THE REQUEST - Reproduce all the entries exactly.

ENTRIES SUPPLIED -
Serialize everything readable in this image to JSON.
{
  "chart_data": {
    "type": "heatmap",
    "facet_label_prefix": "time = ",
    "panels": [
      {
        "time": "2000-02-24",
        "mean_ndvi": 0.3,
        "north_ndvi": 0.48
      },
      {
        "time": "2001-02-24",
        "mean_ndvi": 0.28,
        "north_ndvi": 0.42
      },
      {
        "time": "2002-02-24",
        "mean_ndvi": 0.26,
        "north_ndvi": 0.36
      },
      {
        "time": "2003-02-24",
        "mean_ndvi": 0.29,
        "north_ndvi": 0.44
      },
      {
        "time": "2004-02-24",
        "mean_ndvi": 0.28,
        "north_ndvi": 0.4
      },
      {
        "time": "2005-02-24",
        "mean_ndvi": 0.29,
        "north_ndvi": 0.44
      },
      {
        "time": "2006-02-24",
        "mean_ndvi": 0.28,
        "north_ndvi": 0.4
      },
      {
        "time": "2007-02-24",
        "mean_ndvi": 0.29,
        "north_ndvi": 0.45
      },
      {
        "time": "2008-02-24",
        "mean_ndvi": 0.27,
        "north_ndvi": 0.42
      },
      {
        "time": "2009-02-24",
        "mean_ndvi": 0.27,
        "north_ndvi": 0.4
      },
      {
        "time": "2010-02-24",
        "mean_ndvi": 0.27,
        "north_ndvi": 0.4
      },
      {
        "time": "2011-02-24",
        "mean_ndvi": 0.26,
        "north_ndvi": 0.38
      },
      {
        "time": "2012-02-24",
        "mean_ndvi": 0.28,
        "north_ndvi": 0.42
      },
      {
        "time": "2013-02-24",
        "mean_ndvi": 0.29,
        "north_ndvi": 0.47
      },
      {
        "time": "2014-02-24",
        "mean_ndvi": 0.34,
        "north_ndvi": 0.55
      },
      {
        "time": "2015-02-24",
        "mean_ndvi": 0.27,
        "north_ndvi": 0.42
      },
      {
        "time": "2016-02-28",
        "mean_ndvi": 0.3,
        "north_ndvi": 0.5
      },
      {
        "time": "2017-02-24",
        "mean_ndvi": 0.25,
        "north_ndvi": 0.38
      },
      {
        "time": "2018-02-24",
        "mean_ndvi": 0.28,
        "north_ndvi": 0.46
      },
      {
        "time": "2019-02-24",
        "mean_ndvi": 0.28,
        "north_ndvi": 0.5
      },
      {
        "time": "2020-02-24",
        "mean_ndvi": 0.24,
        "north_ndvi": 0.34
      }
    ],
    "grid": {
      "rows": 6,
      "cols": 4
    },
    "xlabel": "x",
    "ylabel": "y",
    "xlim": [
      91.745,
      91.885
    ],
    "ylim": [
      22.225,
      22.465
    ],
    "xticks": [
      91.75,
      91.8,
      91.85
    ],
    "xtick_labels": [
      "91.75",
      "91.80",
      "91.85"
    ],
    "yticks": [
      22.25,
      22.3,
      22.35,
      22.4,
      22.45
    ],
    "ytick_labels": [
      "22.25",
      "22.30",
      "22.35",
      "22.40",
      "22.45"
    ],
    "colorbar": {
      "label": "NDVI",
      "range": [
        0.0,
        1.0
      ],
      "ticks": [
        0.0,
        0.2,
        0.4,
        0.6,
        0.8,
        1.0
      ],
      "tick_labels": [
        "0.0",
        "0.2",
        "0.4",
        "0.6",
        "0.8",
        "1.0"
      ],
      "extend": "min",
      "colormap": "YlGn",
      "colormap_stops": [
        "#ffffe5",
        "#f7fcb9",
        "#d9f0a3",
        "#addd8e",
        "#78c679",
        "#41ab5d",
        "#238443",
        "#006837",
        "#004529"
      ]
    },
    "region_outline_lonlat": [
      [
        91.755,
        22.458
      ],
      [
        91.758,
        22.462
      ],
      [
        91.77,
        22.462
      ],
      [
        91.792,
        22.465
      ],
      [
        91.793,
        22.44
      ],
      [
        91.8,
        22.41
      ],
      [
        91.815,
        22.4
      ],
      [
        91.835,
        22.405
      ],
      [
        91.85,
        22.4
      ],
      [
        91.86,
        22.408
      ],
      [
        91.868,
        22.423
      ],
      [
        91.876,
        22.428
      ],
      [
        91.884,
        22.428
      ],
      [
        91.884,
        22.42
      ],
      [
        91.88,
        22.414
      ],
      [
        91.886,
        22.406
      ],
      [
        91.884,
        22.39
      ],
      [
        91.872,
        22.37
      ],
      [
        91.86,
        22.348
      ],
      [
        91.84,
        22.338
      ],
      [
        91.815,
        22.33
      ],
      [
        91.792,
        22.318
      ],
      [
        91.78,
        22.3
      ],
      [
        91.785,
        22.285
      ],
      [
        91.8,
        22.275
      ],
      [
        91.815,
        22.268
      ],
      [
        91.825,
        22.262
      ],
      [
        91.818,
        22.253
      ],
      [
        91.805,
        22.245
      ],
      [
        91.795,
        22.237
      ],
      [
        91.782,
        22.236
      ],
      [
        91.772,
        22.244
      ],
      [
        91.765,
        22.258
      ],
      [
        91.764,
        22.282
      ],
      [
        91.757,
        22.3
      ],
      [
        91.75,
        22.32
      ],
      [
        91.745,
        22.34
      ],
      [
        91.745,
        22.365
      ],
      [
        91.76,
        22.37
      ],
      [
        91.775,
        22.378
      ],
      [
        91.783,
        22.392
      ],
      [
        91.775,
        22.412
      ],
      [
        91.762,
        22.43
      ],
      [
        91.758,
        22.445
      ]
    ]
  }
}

TASK ANSWER -
Serialize everything readable in this image to JSON.
{
  "chart_data": {
    "type": "heatmap",
    "facet_label_prefix": "time = ",
    "panels": [
      {
        "time": "2000-02-24",
        "mean_ndvi": 0.3,
        "north_ndvi": 0.48
      },
      {
        "time": "2001-02-24",
        "mean_ndvi": 0.28,
        "north_ndvi": 0.42
      },
      {
        "time": "2002-02-24",
        "mean_ndvi": 0.26,
        "north_ndvi": 0.36
      },
      {
        "time": "2003-02-24",
        "mean_ndvi": 0.29,
        "north_ndvi": 0.44
      },
      {
        "time": "2004-02-24",
        "mean_ndvi": 0.28,
        "north_ndvi": 0.4
      },
      {
        "time": "2005-02-24",
        "mean_ndvi": 0.29,
        "north_ndvi": 0.44
      },
      {
        "time": "2006-02-24",
        "mean_ndvi": 0.28,
        "north_ndvi": 0.4
      },
      {
        "time": "2007-02-24",
        "mean_ndvi": 0.29,
        "north_ndvi": 0.45
      },
      {
        "time": "2008-02-24",
        "mean_ndvi": 0.27,
        "north_ndvi": 0.42
      },
      {
        "time": "2009-02-24",
        "mean_ndvi": 0.27,
        "north_ndvi": 0.4
      },
      {
        "time": "2010-02-24",
        "mean_ndvi": 0.27,
        "north_ndvi": 0.4
      },
      {
        "time": "2011-02-24",
        "mean_ndvi": 0.26,
        "north_ndvi": 0.38
      },
      {
        "time": "2012-02-24",
        "mean_ndvi": 0.28,
        "north_ndvi": 0.42
      },
      {
        "time": "2013-02-24",
        "mean_ndvi": 0.29,
        "north_ndvi": 0.47
      },
      {
        "time": "2014-02-24",
        "mean_ndvi": 0.34,
        "north_ndvi": 0.55
      },
      {
        "time": "2015-02-24",
        "mean_ndvi": 0.27,
        "north_ndvi": 0.42
      },
      {
        "time": "2016-02-28",
        "mean_ndvi": 0.3,
        "north_ndvi": 0.5
      },
      {
        "time": "2017-02-24",
        "mean_ndvi": 0.25,
        "north_ndvi": 0.38
      },
      {
        "time": "2018-02-24",
        "mean_ndvi": 0.28,
        "north_ndvi": 0.46
      },
      {
        "time": "2019-02-24",
        "mean_ndvi": 0.28,
        "north_ndvi": 0.5
      },
      {
        "time": "2020-02-24",
        "mean_ndvi": 0.24,
        "north_ndvi": 0.34
      }
    ],
    "grid": {
      "rows": 6,
      "cols": 4
    },
    "xlabel": "x",
    "ylabel": "y",
    "xlim": [
      91.745,
      91.885
    ],
    "ylim": [
      22.225,
      22.465
    ],
    "xticks": [
      91.75,
      91.8,
      91.85
    ],
    "xtick_labels": [
      "91.75",
      "91.80",
      "91.85"
    ],
    "yticks": [
      22.25,
      22.3,
      22.35,
      22.4,
      22.45
    ],
    "ytick_labels": [
      "22.25",
      "22.30",
      "22.35",
      "22.40",
      "22.45"
    ],
    "colorbar": {
      "label": "NDVI",
      "range": [
        0.0,
        1.0
      ],
      "ticks": [
        0.0,
        0.2,
        0.4,
        0.6,
        0.8,
        1.0
      ],
      "tick_labels": [
        "0.0",
        "0.2",
        "0.4",
        "0.6",
        "0.8",
        "1.0"
      ],
      "extend": "min",
      "colormap": "YlGn",
      "colormap_stops": [
        "#ffffe5",
        "#f7fcb9",
        "#d9f0a3",
        "#addd8e",
        "#78c679",
        "#41ab5d",
        "#238443",
        "#006837",
        "#004529"
      ]
    },
    "region_outline_lonlat": [
      [
        91.755,
        22.458
      ],
      [
        91.758,
        22.462
      ],
      [
        91.77,
        22.462
      ],
      [
        91.792,
        22.465
      ],
      [
        91.793,
        22.44
      ],
      [
        91.8,
        22.41
      ],
      [
        91.815,
        22.4
      ],
      [
        91.835,
        22.405
      ],
      [
        91.85,
        22.4
      ],
      [
        91.86,
        22.408
      ],
      [
        91.868,
        22.423
      ],
      [
        91.876,
        22.428
      ],
      [
        91.884,
        22.428
      ],
      [
        91.884,
        22.42
      ],
      [
        91.88,
        22.414
      ],
      [
        91.886,
        22.406
      ],
      [
        91.884,
        22.39
      ],
      [
        91.872,
        22.37
      ],
      [
        91.86,
        22.348
      ],
      [
        91.84,
        22.338
      ],
      [
        91.815,
        22.33
      ],
      [
        91.792,
        22.318
      ],
      [
        91.78,
        22.3
      ],
      [
        91.785,
        22.285
      ],
      [
        91.8,
        22.275
      ],
      [
        91.815,
        22.268
      ],
      [
        91.825,
        22.262
      ],
      [
        91.818,
        22.253
      ],
      [
        91.805,
        22.245
      ],
      [
        91.795,
        22.237
      ],
      [
        91.782,
        22.236
      ],
      [
        91.772,
        22.244
      ],
      [
        91.765,
        22.258
      ],
      [
        91.764,
        22.282
      ],
      [
        91.757,
        22.3
      ],
      [
        91.75,
        22.32
      ],
      [
        91.745,
        22.34
      ],
      [
        91.745,
        22.365
      ],
      [
        91.76,
        22.37
      ],
      [
        91.775,
        22.378
      ],
      [
        91.783,
        22.392
      ],
      [
        91.775,
        22.412
      ],
      [
        91.762,
        22.43
      ],
      [
        91.758,
        22.445
      ]
    ]
  }
}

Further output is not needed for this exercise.